**YOUR TASK:**
Locate each line with the string "φλέγμα" in the listing below and copy it.

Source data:
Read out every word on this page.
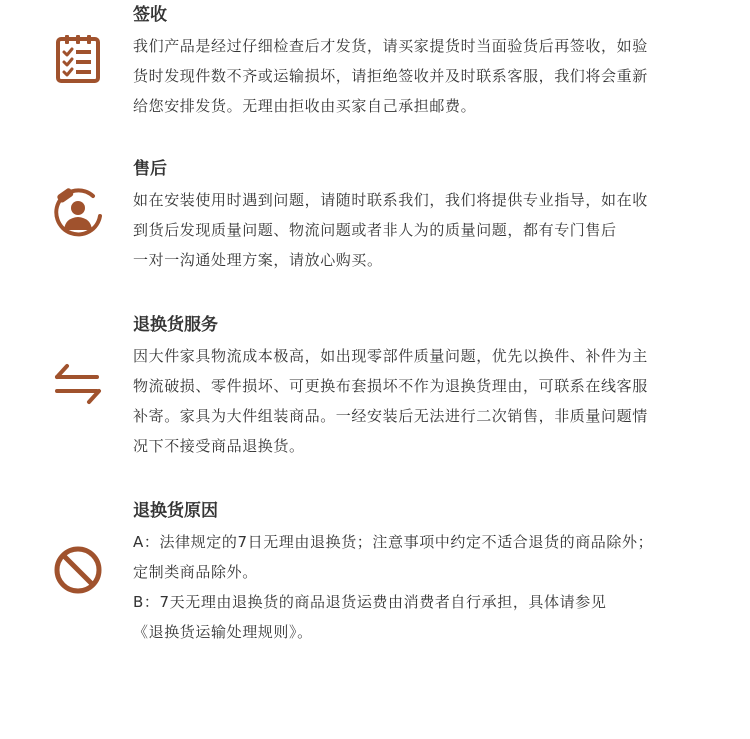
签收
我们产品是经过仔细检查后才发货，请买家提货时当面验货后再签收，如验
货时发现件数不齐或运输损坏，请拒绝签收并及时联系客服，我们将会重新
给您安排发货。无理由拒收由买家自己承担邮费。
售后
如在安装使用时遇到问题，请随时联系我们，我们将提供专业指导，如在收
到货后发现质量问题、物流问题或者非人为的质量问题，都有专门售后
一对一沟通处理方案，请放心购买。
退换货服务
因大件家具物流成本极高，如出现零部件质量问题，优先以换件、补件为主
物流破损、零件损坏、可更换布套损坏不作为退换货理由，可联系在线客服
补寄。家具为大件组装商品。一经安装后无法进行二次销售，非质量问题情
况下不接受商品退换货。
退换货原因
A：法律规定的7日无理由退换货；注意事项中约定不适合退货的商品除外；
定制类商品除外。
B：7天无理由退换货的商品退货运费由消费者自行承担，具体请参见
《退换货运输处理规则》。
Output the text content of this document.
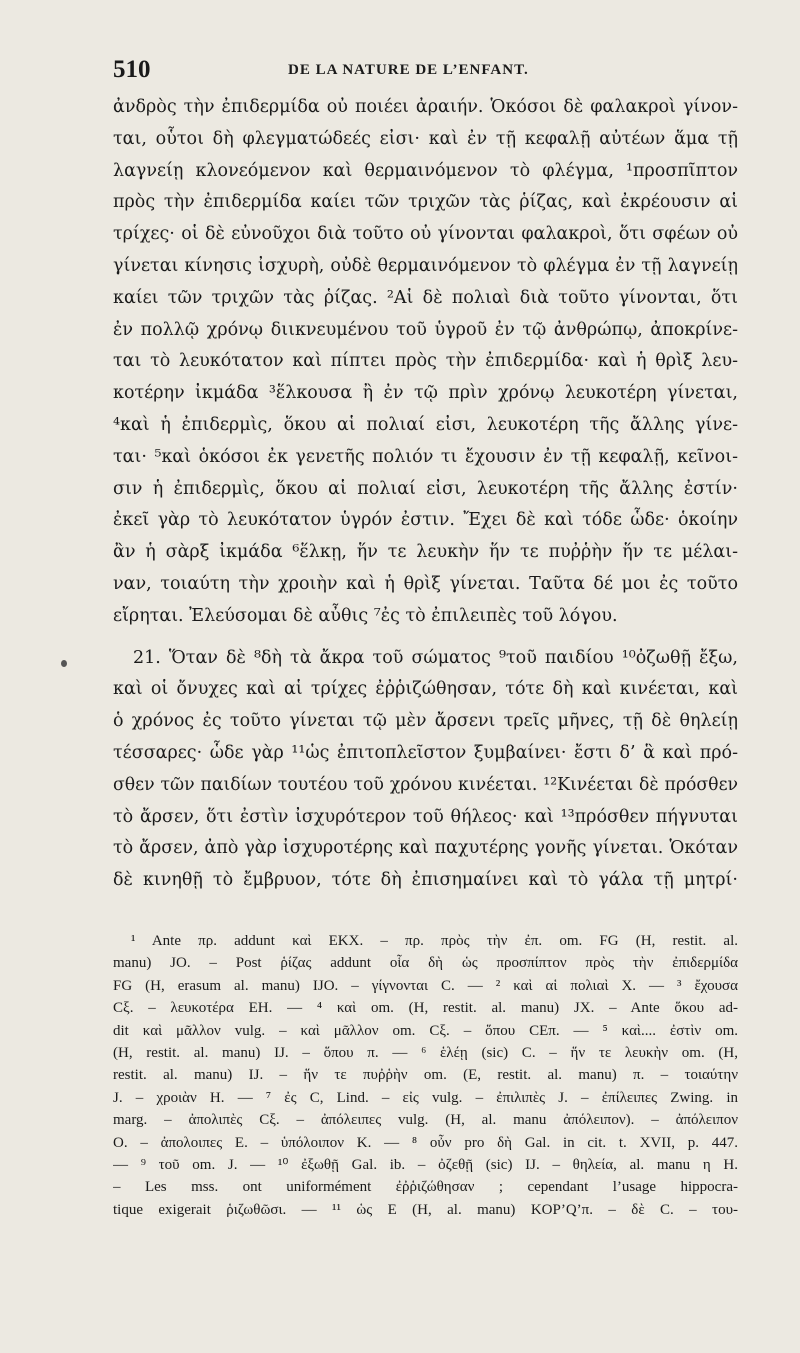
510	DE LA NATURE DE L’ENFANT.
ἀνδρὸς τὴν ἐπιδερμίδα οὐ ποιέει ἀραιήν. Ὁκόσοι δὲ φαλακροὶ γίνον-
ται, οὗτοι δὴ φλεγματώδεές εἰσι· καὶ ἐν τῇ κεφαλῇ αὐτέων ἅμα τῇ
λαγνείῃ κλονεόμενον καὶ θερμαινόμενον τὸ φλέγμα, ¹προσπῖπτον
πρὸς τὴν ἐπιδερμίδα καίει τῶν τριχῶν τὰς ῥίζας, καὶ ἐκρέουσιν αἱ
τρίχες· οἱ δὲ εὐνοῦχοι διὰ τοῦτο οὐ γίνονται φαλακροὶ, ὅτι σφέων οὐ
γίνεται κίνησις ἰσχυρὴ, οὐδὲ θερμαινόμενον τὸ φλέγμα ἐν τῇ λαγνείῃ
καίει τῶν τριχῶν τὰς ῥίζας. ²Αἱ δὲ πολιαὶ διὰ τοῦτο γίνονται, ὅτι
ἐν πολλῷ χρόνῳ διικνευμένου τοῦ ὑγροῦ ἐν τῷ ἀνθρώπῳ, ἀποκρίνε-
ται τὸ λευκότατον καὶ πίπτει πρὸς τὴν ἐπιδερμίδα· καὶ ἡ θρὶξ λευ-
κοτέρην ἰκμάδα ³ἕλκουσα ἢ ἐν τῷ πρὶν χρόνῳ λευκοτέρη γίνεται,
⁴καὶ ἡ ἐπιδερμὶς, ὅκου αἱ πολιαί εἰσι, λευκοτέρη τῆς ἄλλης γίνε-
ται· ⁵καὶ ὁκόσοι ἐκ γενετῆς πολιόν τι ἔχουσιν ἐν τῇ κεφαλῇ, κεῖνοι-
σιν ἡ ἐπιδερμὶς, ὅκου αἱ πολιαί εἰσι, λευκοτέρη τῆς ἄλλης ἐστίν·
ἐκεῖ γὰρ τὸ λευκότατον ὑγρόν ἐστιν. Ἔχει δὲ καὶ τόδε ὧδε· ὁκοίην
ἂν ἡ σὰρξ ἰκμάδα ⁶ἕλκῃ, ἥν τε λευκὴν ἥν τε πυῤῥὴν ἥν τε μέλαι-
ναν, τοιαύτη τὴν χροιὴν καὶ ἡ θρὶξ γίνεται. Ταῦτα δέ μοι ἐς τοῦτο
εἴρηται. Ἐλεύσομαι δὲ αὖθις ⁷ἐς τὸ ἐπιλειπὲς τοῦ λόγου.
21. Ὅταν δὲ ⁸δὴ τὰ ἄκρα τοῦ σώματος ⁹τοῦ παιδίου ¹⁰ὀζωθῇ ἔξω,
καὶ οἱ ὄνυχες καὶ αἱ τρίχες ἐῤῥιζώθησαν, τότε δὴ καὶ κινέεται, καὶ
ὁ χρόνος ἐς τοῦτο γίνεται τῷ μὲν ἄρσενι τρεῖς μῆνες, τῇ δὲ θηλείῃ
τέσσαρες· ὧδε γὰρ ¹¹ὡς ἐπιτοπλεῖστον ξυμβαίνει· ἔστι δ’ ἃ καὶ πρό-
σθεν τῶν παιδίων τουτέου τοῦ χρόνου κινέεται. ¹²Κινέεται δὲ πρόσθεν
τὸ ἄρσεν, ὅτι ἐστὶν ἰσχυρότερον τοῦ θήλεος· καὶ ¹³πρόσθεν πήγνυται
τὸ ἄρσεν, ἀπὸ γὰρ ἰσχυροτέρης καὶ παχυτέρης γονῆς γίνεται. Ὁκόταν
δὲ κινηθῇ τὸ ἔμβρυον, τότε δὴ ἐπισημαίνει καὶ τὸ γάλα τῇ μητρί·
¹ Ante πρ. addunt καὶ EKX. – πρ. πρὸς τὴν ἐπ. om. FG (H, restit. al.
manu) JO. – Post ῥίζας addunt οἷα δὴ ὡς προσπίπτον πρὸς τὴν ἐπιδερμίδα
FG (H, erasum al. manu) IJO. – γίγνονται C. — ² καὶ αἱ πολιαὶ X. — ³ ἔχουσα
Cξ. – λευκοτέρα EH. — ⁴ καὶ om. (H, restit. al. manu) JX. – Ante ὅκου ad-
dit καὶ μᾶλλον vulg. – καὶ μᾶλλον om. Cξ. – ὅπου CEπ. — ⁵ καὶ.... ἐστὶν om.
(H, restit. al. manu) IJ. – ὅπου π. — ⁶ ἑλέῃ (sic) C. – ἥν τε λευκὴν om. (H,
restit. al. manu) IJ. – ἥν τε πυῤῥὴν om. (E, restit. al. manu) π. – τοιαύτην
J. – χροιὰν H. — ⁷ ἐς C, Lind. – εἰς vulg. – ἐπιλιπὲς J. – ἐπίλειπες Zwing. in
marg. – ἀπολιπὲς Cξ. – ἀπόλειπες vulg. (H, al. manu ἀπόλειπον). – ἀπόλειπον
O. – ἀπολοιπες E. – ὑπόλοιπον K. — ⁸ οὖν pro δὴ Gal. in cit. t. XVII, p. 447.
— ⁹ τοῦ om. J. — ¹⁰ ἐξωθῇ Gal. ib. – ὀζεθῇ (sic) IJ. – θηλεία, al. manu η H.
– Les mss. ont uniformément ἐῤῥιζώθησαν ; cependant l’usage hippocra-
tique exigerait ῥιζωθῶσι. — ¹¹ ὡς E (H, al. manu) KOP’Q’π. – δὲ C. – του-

* * *

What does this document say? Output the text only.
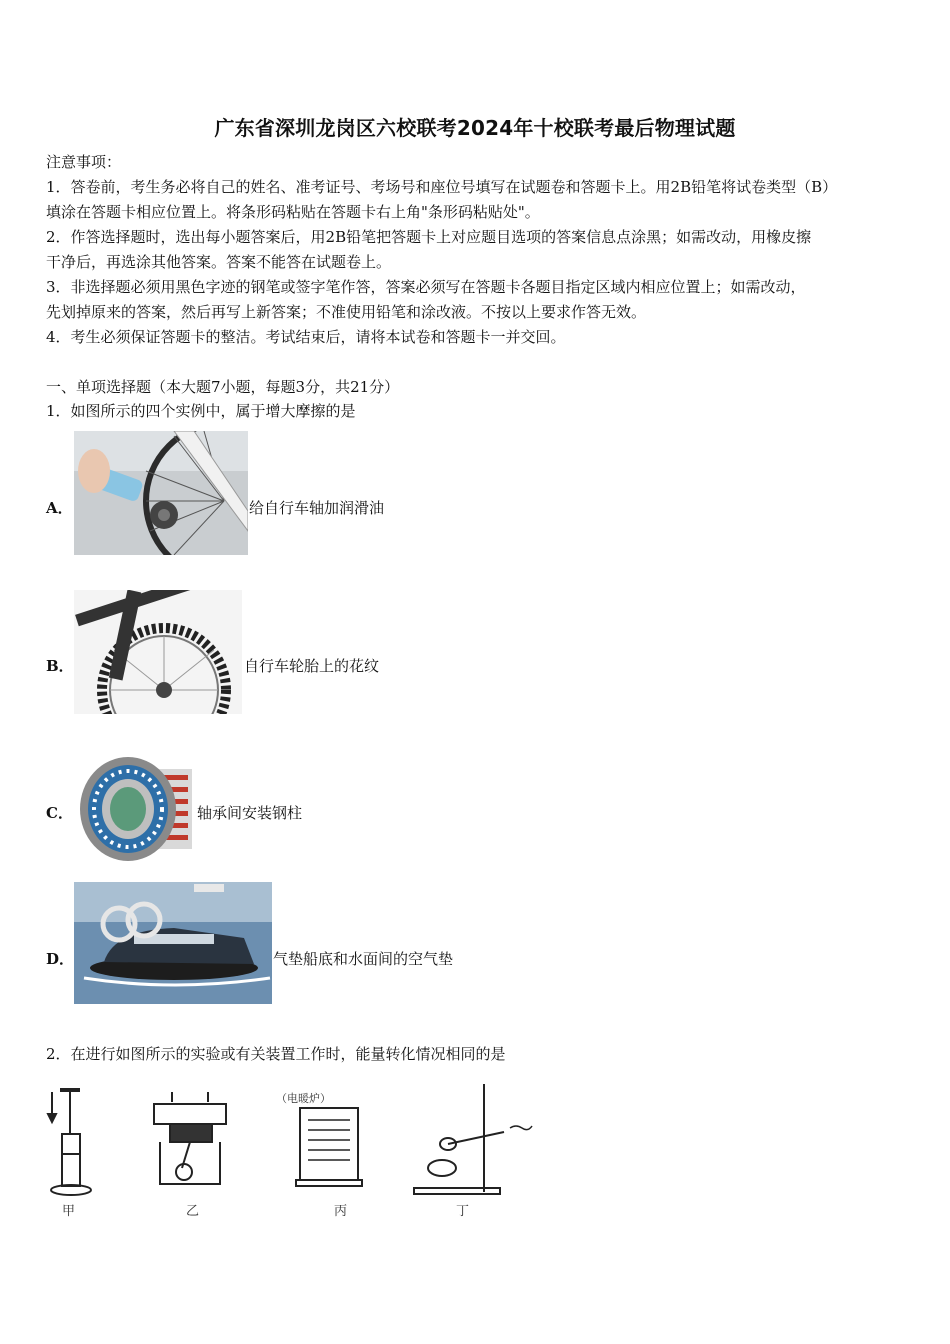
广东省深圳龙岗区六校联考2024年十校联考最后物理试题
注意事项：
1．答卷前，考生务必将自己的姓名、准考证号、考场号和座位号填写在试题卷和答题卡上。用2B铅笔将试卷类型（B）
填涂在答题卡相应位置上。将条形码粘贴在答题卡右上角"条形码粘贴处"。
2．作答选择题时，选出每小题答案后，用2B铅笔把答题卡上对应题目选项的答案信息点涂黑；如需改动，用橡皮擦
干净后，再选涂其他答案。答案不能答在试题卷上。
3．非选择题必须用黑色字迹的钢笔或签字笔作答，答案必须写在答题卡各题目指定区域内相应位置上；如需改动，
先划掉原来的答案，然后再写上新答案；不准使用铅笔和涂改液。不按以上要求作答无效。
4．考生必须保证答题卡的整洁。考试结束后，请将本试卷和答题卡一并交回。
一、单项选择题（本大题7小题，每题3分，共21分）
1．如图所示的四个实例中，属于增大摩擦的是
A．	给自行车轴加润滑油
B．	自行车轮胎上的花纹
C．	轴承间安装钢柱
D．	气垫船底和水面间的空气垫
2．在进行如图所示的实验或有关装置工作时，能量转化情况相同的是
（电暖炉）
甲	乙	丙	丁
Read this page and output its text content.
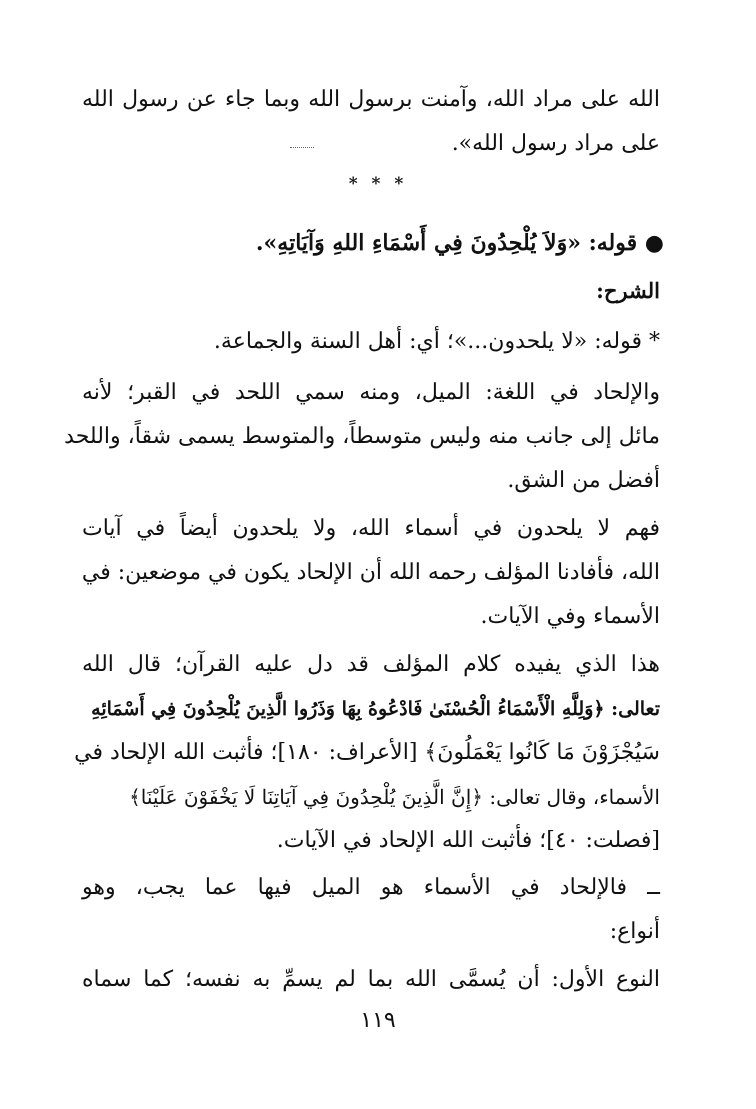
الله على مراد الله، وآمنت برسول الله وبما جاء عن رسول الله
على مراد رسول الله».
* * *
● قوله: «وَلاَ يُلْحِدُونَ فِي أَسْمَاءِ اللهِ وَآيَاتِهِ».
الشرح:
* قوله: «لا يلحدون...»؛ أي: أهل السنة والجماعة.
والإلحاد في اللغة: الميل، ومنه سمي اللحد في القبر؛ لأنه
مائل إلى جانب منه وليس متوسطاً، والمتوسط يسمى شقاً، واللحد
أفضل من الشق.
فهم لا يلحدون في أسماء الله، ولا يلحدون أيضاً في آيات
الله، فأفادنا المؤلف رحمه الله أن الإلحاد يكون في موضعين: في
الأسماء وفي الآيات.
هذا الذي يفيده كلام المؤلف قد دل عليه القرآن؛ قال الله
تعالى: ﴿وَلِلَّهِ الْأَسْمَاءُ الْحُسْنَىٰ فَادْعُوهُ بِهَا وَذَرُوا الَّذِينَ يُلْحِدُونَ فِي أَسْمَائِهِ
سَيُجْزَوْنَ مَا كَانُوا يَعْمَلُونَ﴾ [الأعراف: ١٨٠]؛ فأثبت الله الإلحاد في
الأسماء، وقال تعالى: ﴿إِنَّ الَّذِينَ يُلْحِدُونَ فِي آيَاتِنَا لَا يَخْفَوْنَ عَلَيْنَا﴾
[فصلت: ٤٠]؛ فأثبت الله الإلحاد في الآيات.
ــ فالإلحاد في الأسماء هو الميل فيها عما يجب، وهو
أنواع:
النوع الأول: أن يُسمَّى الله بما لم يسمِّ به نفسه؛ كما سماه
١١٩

...

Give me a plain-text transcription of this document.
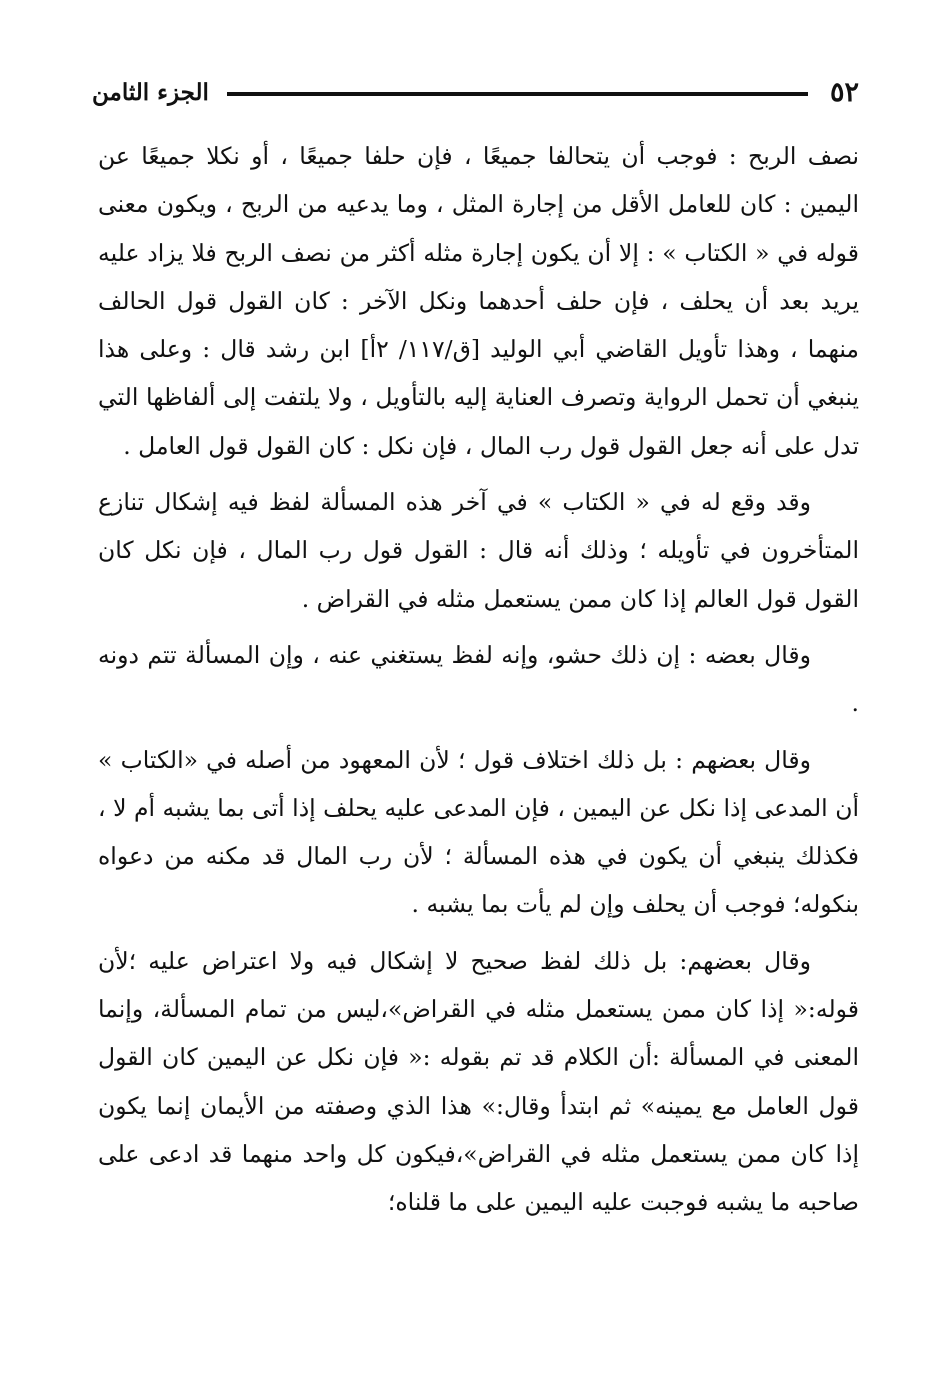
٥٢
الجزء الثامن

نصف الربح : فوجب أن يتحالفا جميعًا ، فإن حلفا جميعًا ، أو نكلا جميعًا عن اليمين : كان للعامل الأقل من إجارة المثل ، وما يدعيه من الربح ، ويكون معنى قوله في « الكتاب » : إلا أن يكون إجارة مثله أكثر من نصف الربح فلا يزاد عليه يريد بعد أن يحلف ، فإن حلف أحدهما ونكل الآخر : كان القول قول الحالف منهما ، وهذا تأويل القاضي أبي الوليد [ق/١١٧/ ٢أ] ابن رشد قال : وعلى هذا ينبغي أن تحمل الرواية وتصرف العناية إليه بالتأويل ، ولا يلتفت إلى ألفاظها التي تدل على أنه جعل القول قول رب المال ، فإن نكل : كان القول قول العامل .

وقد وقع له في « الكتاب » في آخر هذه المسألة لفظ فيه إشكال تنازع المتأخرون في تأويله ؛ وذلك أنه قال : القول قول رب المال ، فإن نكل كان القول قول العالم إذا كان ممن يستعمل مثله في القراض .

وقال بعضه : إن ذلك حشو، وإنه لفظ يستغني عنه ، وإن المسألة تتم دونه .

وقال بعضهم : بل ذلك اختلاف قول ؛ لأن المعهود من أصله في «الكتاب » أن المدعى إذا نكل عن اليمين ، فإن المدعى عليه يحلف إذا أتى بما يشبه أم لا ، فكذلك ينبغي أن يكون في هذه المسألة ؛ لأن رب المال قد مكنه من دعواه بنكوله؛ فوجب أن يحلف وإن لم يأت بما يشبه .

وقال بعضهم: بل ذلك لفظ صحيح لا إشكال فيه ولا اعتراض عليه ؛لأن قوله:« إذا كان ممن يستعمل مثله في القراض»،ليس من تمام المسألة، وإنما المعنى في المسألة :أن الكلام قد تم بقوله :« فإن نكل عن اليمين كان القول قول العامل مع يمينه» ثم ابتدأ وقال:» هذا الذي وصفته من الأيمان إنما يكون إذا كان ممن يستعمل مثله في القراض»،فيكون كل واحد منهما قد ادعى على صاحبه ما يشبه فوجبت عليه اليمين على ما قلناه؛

**RESPONSE TO THIS EXERCISE:**
λαγνείῃ κλονεόμενον καὶ θερμαινόμενον τὸ φλέγμα, ¹προσπῖπτον
γίνεται κίνησις ἰσχυρὴ, οὐδὲ θερμαινόμενον τὸ φλέγμα ἐν τῇ λαγνείῃ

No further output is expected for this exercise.